WHAT IS EXPECTED.
Using the entries that follow, count the lines containing the word "name" and give that number by itself.

DATA.
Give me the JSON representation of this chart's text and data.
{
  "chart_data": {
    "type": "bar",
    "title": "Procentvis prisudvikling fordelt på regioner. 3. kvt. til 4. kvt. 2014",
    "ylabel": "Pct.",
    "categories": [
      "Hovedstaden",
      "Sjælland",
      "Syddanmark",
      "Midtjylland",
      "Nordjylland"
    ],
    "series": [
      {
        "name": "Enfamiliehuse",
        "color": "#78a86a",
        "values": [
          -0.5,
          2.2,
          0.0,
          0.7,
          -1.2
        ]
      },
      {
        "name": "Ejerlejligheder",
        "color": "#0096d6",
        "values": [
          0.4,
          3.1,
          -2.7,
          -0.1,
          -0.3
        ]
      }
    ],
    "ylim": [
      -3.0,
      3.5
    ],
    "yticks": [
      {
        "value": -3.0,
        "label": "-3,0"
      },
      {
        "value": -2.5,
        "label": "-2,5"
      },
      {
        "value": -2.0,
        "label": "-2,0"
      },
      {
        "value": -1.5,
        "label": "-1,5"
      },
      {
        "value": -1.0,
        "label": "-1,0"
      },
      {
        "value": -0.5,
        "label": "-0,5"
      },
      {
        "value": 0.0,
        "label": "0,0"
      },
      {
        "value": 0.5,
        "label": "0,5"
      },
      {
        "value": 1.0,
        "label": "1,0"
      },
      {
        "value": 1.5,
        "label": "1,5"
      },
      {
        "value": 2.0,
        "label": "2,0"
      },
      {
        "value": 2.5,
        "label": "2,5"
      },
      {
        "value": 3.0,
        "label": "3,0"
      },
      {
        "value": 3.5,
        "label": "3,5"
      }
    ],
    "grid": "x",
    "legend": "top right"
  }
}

WRITTEN SOLUTION.
2